▸ **Dataset rows about figures**
------------

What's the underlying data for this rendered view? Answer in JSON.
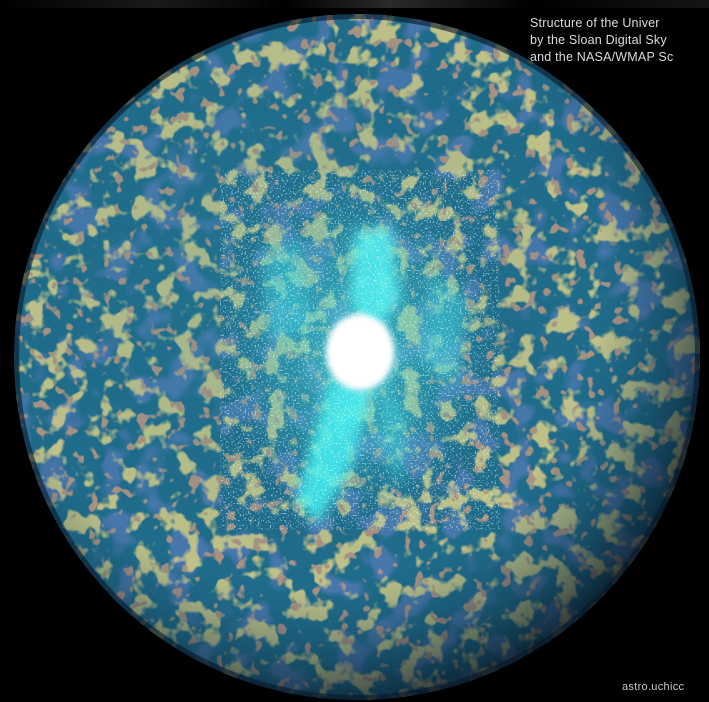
{
  "caption": {
    "line1": "Structure of the Univer",
    "line2": "by the Sloan Digital Sky",
    "line3": "and the NASA/WMAP Sc"
  },
  "credit": "astro.uchicc",
  "colors": {
    "background": "#000000",
    "sphere_base": "#1f6d8c",
    "sphere_dark": "#173a6e",
    "sphere_warm": "#b9a84a",
    "sphere_hot": "#8a5a3a",
    "galaxy_glow": "#33f0f0",
    "galaxy_core": "#ffffff"
  }
}
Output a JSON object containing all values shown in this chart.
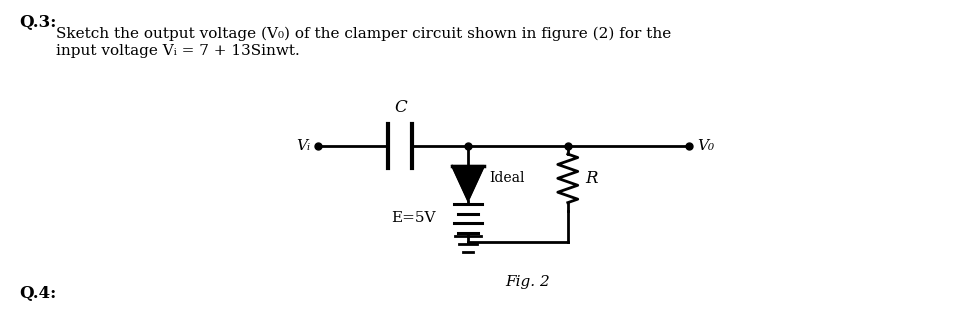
{
  "bg_color": "#ffffff",
  "title_q3": "Q.3:",
  "title_q4": "Q.4:",
  "line1": "Sketch the output voltage (V₀) of the clamper circuit shown in figure (2) for the",
  "line2": "input voltage Vᵢ = 7 + 13Sinwt.",
  "fig_caption": "Fig. 2",
  "label_C": "C",
  "label_Vi": "Vᵢ",
  "label_Vo": "V₀",
  "label_Ideal": "Ideal",
  "label_E": "E=5V",
  "label_R": "R",
  "text_color": "#000000",
  "line_color": "#000000",
  "font_size_body": 11,
  "font_size_labels": 11,
  "font_size_q": 12
}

------------

Each record above is to be restated exactly, with its pictures removed from the copy.

▸ **Completed exercise**
What's the underlying data for this rendered view? Answer in JSON.
{
  "caption": {
    "line1": "Structure of the Univer",
    "line2": "by the Sloan Digital Sky",
    "line3": "and the NASA/WMAP Sc"
  },
  "credit": "astro.uchicc",
  "colors": {
    "background": "#000000",
    "sphere_base": "#1f6d8c",
    "sphere_dark": "#173a6e",
    "sphere_warm": "#b9a84a",
    "sphere_hot": "#8a5a3a",
    "galaxy_glow": "#33f0f0",
    "galaxy_core": "#ffffff"
  }
}
Output a JSON object containing all values shown in this chart.
{
  "bg_color": "#ffffff",
  "title_q3": "Q.3:",
  "title_q4": "Q.4:",
  "line1": "Sketch the output voltage (V₀) of the clamper circuit shown in figure (2) for the",
  "line2": "input voltage Vᵢ = 7 + 13Sinwt.",
  "fig_caption": "Fig. 2",
  "label_C": "C",
  "label_Vi": "Vᵢ",
  "label_Vo": "V₀",
  "label_Ideal": "Ideal",
  "label_E": "E=5V",
  "label_R": "R",
  "text_color": "#000000",
  "line_color": "#000000",
  "font_size_body": 11,
  "font_size_labels": 11,
  "font_size_q": 12
}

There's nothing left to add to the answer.